**DATA**:
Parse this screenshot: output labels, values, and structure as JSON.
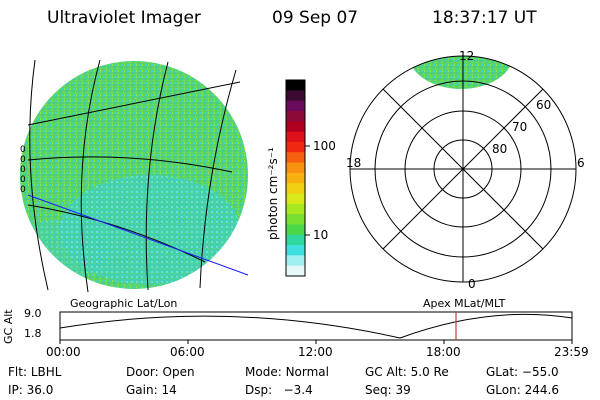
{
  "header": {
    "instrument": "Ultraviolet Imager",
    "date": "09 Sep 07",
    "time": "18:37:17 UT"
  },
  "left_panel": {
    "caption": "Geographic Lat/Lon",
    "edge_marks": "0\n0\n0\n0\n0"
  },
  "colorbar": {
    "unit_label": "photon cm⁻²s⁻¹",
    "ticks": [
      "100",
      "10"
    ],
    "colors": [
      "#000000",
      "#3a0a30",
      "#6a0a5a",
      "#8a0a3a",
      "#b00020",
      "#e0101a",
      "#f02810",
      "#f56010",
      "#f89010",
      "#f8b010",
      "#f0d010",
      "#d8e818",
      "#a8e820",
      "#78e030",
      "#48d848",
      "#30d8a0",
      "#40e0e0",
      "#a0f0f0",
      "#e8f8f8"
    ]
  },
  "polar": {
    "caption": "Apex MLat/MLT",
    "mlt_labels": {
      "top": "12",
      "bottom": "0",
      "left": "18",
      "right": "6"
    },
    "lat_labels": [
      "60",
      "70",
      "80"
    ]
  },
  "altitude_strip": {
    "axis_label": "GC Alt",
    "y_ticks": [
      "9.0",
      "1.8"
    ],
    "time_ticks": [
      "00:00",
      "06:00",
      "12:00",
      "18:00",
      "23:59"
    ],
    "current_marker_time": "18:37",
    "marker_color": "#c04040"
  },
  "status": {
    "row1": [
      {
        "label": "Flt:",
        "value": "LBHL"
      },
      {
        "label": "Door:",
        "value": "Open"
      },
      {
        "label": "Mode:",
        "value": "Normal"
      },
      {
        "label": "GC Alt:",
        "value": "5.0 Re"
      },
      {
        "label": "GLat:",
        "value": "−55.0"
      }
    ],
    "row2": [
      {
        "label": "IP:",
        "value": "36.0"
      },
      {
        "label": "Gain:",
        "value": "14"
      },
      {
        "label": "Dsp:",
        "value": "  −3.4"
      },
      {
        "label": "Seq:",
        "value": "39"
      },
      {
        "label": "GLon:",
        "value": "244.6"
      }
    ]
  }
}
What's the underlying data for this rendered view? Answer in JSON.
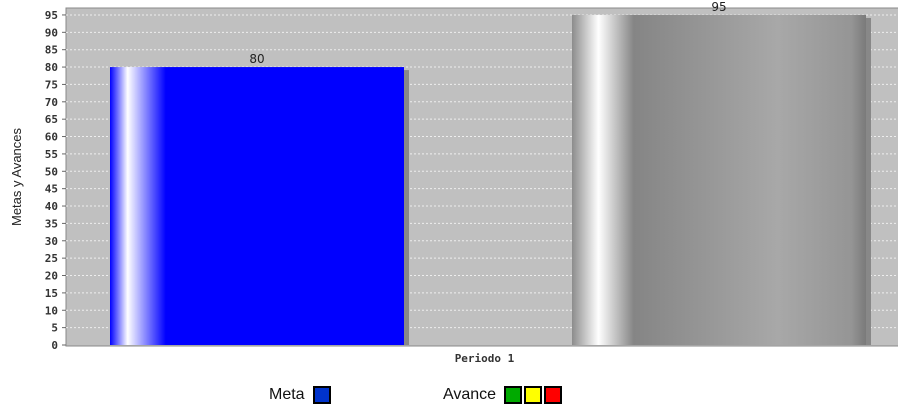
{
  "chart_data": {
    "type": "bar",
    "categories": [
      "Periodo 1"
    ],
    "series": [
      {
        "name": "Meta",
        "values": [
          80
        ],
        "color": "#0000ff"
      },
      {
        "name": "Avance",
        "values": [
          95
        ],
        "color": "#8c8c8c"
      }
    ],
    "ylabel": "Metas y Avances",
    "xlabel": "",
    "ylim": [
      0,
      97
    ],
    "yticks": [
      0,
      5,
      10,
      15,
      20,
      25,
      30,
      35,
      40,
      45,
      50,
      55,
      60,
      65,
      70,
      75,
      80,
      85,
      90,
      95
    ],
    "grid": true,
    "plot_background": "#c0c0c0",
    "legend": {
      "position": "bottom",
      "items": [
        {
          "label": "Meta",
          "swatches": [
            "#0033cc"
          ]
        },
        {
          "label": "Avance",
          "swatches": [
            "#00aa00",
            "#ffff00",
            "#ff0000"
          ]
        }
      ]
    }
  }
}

**TASK INSTRUCTIONS**:
Set down the material exactly, every line of it, except for the pictures.

**FINAL ANSWER**:
Parse this screenshot: output labels, values, and structure as JSON.
{
  "header": {
    "instrument": "Ultraviolet Imager",
    "date": "09 Sep 07",
    "time": "18:37:17 UT"
  },
  "left_panel": {
    "caption": "Geographic Lat/Lon",
    "edge_marks": "0\n0\n0\n0\n0"
  },
  "colorbar": {
    "unit_label": "photon cm⁻²s⁻¹",
    "ticks": [
      "100",
      "10"
    ],
    "colors": [
      "#000000",
      "#3a0a30",
      "#6a0a5a",
      "#8a0a3a",
      "#b00020",
      "#e0101a",
      "#f02810",
      "#f56010",
      "#f89010",
      "#f8b010",
      "#f0d010",
      "#d8e818",
      "#a8e820",
      "#78e030",
      "#48d848",
      "#30d8a0",
      "#40e0e0",
      "#a0f0f0",
      "#e8f8f8"
    ]
  },
  "polar": {
    "caption": "Apex MLat/MLT",
    "mlt_labels": {
      "top": "12",
      "bottom": "0",
      "left": "18",
      "right": "6"
    },
    "lat_labels": [
      "60",
      "70",
      "80"
    ]
  },
  "altitude_strip": {
    "axis_label": "GC Alt",
    "y_ticks": [
      "9.0",
      "1.8"
    ],
    "time_ticks": [
      "00:00",
      "06:00",
      "12:00",
      "18:00",
      "23:59"
    ],
    "current_marker_time": "18:37",
    "marker_color": "#c04040"
  },
  "status": {
    "row1": [
      {
        "label": "Flt:",
        "value": "LBHL"
      },
      {
        "label": "Door:",
        "value": "Open"
      },
      {
        "label": "Mode:",
        "value": "Normal"
      },
      {
        "label": "GC Alt:",
        "value": "5.0 Re"
      },
      {
        "label": "GLat:",
        "value": "−55.0"
      }
    ],
    "row2": [
      {
        "label": "IP:",
        "value": "36.0"
      },
      {
        "label": "Gain:",
        "value": "14"
      },
      {
        "label": "Dsp:",
        "value": "  −3.4"
      },
      {
        "label": "Seq:",
        "value": "39"
      },
      {
        "label": "GLon:",
        "value": "244.6"
      }
    ]
  }
}
What's the underlying data for this rendered view? Answer in JSON.
{
  "chart_data": {
    "type": "bar",
    "categories": [
      "Periodo 1"
    ],
    "series": [
      {
        "name": "Meta",
        "values": [
          80
        ],
        "color": "#0000ff"
      },
      {
        "name": "Avance",
        "values": [
          95
        ],
        "color": "#8c8c8c"
      }
    ],
    "ylabel": "Metas y Avances",
    "xlabel": "",
    "ylim": [
      0,
      97
    ],
    "yticks": [
      0,
      5,
      10,
      15,
      20,
      25,
      30,
      35,
      40,
      45,
      50,
      55,
      60,
      65,
      70,
      75,
      80,
      85,
      90,
      95
    ],
    "grid": true,
    "plot_background": "#c0c0c0",
    "legend": {
      "position": "bottom",
      "items": [
        {
          "label": "Meta",
          "swatches": [
            "#0033cc"
          ]
        },
        {
          "label": "Avance",
          "swatches": [
            "#00aa00",
            "#ffff00",
            "#ff0000"
          ]
        }
      ]
    }
  }
}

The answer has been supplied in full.